#### EXERCISE TASK
Reproduce all entries precisely, down to the last character.

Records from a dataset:
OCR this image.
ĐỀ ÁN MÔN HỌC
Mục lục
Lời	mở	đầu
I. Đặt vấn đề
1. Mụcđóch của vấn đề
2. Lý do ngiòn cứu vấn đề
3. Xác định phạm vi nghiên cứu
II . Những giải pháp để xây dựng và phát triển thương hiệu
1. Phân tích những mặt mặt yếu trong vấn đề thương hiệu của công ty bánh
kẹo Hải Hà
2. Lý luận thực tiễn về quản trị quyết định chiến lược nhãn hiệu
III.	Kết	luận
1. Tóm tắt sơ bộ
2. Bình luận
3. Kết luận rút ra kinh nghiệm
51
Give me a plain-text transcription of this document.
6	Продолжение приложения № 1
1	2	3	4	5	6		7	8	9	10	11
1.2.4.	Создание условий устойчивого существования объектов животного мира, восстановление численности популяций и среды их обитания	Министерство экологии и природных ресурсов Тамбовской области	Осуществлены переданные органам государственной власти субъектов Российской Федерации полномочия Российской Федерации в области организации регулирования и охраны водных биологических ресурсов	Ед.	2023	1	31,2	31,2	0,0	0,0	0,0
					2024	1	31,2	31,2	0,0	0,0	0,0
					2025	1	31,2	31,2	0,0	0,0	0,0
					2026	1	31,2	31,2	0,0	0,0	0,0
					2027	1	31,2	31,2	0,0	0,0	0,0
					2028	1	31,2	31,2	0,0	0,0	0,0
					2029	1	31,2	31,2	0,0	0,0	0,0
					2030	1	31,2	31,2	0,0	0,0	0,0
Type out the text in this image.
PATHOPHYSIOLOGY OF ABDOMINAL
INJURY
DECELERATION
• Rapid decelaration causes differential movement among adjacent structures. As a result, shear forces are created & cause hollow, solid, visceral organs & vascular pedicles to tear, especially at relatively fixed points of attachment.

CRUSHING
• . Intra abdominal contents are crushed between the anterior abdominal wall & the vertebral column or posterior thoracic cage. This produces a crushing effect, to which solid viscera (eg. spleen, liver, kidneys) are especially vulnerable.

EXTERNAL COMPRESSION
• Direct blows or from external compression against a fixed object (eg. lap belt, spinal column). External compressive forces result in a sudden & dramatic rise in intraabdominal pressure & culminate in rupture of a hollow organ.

#### CORRECT ANSWER
OCR this image.
ĐỀ ÁN MÔN HỌC
Mục lục
Lời	mở	đầu
I. Đặt vấn đề
1. Mụcđóch của vấn đề
2. Lý do ngiòn cứu vấn đề
3. Xác định phạm vi nghiên cứu
II . Những giải pháp để xây dựng và phát triển thương hiệu
1. Phân tích những mặt mặt yếu trong vấn đề thương hiệu của công ty bánh
kẹo Hải Hà
2. Lý luận thực tiễn về quản trị quyết định chiến lược nhãn hiệu
III.	Kết	luận
1. Tóm tắt sơ bộ
2. Bình luận
3. Kết luận rút ra kinh nghiệm
51
Give me a plain-text transcription of this document.
6	Продолжение приложения № 1
1	2	3	4	5	6		7	8	9	10	11
1.2.4.	Создание условий устойчивого существования объектов животного мира, восстановление численности популяций и среды их обитания	Министерство экологии и природных ресурсов Тамбовской области	Осуществлены переданные органам государственной власти субъектов Российской Федерации полномочия Российской Федерации в области организации регулирования и охраны водных биологических ресурсов	Ед.	2023	1	31,2	31,2	0,0	0,0	0,0
					2024	1	31,2	31,2	0,0	0,0	0,0
					2025	1	31,2	31,2	0,0	0,0	0,0
					2026	1	31,2	31,2	0,0	0,0	0,0
					2027	1	31,2	31,2	0,0	0,0	0,0
					2028	1	31,2	31,2	0,0	0,0	0,0
					2029	1	31,2	31,2	0,0	0,0	0,0
					2030	1	31,2	31,2	0,0	0,0	0,0
Type out the text in this image.
PATHOPHYSIOLOGY OF ABDOMINAL
INJURY
DECELERATION
• Rapid decelaration causes differential movement among adjacent structures. As a result, shear forces are created & cause hollow, solid, visceral organs & vascular pedicles to tear, especially at relatively fixed points of attachment.

CRUSHING
• . Intra abdominal contents are crushed between the anterior abdominal wall & the vertebral column or posterior thoracic cage. This produces a crushing effect, to which solid viscera (eg. spleen, liver, kidneys) are especially vulnerable.

EXTERNAL COMPRESSION
• Direct blows or from external compression against a fixed object (eg. lap belt, spinal column). External compressive forces result in a sudden & dramatic rise in intraabdominal pressure & culminate in rupture of a hollow organ.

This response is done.